_TASK TO CARRY OUT_
Only the lines holding the string "JSON" are needed. Copy each one.

_RECORDS TO USE_
········

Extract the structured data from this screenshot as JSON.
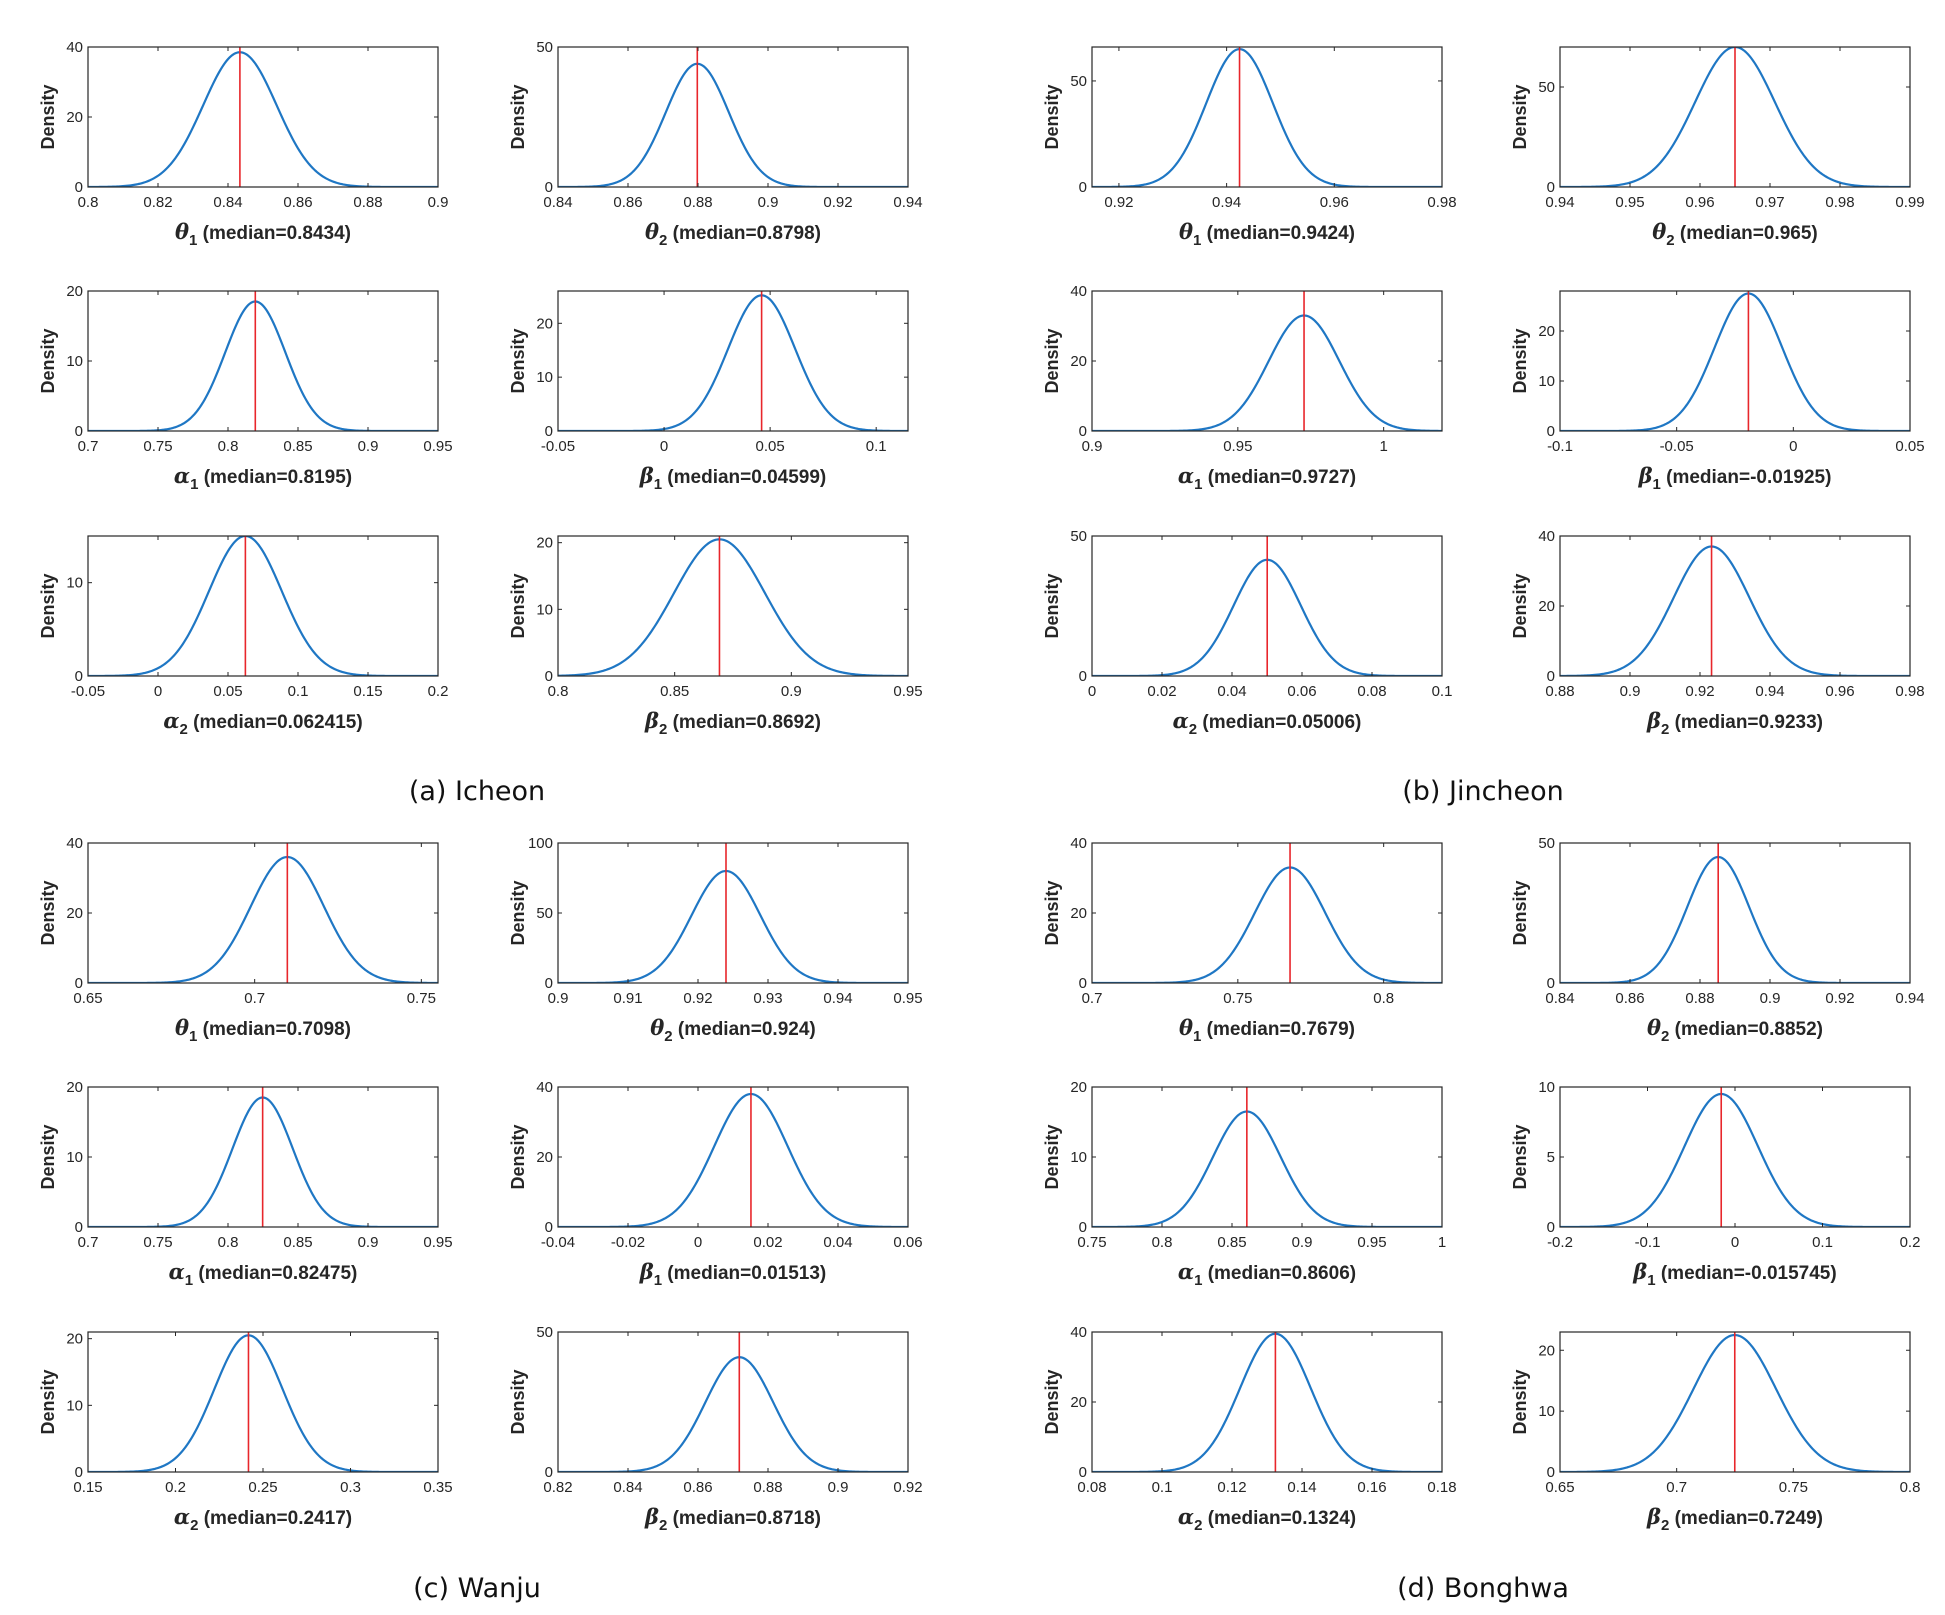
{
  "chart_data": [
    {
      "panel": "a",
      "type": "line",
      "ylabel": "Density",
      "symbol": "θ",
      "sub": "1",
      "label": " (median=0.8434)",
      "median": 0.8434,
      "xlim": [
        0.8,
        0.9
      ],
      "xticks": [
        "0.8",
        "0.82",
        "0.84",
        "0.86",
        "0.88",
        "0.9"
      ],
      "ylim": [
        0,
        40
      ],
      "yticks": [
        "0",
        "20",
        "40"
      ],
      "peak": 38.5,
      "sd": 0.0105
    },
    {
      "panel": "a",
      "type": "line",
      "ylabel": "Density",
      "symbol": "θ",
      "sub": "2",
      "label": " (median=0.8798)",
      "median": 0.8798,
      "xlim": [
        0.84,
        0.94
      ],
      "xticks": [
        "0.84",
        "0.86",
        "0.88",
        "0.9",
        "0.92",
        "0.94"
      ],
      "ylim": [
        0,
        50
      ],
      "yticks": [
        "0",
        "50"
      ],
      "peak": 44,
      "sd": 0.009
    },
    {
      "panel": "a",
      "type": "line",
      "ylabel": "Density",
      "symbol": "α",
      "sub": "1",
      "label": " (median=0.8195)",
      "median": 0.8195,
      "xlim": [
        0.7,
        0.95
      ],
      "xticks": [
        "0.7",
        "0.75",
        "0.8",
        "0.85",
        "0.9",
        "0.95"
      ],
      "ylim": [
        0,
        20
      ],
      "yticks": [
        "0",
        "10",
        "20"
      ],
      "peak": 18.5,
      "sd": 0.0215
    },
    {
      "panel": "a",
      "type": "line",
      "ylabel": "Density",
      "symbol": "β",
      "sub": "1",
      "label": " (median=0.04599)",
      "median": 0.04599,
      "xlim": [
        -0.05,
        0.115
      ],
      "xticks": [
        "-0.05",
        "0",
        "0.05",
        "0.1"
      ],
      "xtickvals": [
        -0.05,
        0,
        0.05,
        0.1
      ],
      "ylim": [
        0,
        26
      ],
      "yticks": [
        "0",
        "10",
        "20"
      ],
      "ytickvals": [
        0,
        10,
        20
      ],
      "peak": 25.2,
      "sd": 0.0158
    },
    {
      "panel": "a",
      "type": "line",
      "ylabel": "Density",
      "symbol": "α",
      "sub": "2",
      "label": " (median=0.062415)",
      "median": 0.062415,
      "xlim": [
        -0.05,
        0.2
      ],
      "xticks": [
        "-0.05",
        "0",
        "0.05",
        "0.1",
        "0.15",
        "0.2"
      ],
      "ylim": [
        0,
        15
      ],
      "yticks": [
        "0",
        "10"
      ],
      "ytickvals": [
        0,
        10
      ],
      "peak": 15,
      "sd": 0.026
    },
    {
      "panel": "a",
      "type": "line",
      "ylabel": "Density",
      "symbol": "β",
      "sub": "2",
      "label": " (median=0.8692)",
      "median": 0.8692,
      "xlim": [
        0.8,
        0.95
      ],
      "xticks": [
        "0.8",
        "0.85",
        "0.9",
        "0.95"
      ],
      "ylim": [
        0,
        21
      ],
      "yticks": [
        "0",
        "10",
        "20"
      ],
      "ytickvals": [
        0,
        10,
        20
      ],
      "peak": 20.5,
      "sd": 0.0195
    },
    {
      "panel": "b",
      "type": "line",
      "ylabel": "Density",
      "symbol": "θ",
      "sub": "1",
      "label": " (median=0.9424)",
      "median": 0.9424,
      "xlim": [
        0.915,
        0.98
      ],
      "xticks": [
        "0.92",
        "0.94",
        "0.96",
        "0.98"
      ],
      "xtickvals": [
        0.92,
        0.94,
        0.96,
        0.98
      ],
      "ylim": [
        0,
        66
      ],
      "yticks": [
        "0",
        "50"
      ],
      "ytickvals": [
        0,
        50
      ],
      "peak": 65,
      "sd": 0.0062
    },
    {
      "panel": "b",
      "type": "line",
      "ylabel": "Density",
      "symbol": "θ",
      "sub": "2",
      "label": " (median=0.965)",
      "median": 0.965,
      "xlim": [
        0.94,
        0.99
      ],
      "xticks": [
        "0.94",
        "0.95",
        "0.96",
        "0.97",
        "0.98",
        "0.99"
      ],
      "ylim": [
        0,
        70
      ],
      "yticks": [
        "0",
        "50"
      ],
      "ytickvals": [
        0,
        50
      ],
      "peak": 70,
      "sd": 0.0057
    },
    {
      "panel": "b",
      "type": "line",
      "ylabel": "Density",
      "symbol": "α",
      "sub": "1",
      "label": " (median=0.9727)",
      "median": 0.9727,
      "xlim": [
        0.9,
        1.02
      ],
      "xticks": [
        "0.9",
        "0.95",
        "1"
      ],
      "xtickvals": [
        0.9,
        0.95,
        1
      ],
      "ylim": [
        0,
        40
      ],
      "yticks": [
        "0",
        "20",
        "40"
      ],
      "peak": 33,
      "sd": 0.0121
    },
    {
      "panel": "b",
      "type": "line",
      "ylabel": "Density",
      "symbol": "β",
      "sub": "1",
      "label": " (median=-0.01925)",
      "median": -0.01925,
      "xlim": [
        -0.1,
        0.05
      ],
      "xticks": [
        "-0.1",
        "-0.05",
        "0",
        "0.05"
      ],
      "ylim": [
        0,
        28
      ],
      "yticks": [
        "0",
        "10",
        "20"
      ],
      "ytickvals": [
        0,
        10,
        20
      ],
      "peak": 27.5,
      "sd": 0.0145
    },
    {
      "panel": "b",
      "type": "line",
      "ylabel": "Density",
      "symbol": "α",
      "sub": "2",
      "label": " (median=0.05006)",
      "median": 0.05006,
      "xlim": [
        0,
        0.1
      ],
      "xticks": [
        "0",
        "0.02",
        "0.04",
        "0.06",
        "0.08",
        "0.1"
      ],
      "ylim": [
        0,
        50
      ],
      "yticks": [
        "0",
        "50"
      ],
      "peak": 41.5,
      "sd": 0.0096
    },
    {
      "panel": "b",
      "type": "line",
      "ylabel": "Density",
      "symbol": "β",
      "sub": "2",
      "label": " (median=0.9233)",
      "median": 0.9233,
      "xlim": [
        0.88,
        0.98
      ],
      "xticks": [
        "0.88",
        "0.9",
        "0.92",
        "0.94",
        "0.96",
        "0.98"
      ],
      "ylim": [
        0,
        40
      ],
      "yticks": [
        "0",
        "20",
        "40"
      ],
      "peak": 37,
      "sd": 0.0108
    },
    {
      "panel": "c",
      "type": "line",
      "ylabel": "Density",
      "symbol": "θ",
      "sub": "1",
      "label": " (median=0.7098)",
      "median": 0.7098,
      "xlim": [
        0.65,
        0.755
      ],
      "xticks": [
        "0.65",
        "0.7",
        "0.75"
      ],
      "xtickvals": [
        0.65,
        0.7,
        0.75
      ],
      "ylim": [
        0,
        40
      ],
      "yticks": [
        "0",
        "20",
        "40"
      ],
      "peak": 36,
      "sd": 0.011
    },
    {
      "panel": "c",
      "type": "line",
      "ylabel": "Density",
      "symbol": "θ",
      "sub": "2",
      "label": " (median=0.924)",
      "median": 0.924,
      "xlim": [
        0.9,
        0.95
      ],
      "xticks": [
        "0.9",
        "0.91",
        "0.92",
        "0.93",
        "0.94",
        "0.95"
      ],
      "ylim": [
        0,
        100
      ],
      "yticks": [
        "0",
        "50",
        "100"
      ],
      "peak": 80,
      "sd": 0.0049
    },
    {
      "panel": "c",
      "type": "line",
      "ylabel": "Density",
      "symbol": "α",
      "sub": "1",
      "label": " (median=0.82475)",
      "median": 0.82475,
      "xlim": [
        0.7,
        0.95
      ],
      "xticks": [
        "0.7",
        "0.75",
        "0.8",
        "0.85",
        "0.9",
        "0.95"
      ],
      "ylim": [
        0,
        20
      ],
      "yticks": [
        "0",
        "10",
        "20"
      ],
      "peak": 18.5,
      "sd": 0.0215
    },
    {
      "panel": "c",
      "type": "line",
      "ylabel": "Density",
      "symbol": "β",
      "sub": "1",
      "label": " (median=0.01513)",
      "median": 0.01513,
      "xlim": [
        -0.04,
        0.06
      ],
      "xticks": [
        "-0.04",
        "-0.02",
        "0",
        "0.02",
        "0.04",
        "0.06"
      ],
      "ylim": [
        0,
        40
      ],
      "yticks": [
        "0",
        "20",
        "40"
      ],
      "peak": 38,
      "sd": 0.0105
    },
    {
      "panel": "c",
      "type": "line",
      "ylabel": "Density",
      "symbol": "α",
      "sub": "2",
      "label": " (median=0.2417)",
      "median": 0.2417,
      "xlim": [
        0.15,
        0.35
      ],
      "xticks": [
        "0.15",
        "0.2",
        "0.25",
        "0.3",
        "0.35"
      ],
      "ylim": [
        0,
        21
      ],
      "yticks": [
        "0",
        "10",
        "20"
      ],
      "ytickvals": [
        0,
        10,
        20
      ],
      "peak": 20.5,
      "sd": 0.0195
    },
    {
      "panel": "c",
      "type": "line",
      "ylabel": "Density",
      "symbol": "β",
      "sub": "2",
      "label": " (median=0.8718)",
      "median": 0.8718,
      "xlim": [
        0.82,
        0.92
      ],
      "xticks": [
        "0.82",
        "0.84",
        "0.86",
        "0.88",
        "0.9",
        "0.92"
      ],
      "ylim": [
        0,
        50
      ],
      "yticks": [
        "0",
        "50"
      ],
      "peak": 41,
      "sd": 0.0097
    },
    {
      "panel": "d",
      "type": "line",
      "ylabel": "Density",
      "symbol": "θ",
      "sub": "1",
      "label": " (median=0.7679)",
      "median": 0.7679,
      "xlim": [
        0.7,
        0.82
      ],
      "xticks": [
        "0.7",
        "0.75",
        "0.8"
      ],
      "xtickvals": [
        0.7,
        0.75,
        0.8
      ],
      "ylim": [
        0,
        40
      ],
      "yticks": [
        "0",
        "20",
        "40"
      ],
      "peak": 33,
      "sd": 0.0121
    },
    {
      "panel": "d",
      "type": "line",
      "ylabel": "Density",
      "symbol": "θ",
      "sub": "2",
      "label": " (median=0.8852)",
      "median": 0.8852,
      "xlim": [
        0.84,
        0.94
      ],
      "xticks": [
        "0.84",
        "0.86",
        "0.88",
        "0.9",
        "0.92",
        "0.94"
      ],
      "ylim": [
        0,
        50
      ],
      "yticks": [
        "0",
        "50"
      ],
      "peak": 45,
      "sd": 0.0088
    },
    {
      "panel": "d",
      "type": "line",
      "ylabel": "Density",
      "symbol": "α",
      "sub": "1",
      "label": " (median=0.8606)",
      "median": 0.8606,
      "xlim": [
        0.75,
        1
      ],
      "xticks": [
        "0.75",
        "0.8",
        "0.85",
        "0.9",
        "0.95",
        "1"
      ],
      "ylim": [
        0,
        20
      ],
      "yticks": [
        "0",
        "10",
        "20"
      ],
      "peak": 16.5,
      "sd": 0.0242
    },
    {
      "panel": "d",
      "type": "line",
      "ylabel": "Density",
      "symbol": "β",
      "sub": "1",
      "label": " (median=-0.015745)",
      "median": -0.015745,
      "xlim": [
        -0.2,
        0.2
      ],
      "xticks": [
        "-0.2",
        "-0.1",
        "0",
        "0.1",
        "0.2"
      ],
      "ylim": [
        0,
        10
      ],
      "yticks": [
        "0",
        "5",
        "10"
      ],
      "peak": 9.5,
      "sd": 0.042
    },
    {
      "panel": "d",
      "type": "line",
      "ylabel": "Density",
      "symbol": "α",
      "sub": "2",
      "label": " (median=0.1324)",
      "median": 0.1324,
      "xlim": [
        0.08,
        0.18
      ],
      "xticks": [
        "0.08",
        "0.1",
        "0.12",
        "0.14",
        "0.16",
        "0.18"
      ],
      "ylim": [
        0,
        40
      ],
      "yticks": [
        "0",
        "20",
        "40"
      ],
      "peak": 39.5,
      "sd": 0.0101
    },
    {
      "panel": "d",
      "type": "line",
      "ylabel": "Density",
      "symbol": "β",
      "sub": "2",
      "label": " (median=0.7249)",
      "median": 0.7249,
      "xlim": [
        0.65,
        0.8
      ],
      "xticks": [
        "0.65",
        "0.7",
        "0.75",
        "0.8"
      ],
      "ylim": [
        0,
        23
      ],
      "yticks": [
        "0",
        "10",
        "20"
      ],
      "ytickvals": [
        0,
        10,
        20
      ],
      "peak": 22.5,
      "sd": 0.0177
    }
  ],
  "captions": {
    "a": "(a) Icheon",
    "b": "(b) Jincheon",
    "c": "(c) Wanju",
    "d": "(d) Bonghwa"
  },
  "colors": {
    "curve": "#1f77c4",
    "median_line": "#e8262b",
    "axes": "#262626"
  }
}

········

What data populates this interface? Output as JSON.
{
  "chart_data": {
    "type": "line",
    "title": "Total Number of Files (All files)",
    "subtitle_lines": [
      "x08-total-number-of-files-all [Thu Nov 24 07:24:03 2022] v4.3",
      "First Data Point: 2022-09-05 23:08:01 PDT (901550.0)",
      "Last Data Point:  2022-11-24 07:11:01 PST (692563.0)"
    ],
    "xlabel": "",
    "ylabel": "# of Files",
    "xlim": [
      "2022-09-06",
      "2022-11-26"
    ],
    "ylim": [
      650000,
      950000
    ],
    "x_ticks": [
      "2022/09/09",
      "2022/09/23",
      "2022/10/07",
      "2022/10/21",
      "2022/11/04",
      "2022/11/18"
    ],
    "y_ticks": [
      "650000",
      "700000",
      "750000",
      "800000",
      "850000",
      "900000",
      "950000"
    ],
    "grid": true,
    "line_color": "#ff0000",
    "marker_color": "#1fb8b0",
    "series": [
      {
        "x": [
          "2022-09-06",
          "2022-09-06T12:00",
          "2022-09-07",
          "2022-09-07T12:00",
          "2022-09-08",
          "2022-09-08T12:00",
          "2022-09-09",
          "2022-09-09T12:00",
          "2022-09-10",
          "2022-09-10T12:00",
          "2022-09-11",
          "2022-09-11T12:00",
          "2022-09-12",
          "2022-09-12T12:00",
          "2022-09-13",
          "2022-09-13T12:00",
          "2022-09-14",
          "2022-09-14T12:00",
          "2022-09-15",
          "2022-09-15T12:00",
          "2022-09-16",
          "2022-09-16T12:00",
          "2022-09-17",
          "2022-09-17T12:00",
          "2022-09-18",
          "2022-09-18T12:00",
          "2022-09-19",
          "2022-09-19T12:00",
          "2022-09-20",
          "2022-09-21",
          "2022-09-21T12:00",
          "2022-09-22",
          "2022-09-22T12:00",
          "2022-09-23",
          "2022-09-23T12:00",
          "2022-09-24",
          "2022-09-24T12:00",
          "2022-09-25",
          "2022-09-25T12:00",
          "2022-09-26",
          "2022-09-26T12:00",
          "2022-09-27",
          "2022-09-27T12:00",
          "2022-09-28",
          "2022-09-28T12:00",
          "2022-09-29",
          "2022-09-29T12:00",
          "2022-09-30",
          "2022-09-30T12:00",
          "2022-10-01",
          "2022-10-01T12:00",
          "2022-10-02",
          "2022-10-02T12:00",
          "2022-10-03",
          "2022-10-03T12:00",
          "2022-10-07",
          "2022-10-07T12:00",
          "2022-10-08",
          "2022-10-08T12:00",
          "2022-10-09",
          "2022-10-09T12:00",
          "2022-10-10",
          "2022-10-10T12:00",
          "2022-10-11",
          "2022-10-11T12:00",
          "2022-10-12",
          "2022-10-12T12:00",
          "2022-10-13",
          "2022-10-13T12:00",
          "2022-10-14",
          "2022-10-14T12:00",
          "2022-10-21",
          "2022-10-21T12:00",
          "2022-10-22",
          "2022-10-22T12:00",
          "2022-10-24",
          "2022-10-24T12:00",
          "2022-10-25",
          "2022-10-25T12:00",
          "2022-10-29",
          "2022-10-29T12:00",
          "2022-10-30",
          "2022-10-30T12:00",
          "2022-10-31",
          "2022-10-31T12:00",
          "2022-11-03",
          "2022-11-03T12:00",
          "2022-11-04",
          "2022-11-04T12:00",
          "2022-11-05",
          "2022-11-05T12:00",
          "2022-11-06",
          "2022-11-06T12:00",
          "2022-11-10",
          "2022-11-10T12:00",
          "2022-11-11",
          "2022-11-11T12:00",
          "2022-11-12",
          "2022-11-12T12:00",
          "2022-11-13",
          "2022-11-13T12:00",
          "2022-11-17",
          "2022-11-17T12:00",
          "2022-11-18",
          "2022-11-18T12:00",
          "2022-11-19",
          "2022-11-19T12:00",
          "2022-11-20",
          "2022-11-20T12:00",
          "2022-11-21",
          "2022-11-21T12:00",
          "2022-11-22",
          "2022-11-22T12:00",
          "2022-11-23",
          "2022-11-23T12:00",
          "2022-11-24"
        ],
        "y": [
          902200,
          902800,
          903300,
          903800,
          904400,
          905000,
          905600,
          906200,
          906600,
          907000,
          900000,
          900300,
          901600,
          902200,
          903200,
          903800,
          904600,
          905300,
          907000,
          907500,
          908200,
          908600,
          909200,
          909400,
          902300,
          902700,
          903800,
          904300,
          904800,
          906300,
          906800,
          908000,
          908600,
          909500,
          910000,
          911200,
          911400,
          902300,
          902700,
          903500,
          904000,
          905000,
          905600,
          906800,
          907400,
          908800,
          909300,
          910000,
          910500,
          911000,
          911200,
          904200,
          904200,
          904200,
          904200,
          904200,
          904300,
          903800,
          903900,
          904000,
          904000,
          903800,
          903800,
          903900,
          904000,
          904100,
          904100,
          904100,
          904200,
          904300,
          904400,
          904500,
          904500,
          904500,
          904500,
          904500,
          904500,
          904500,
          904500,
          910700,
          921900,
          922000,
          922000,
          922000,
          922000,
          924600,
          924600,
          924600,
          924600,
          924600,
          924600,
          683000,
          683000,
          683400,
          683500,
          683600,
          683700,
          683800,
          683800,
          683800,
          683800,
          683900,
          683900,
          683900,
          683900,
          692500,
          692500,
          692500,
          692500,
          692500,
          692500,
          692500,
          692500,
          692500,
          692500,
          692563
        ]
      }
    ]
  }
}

········

_EXERCISE RESPONSE_
Extract the structured data from this screenshot as JSON.
What data populates this interface? Output as JSON.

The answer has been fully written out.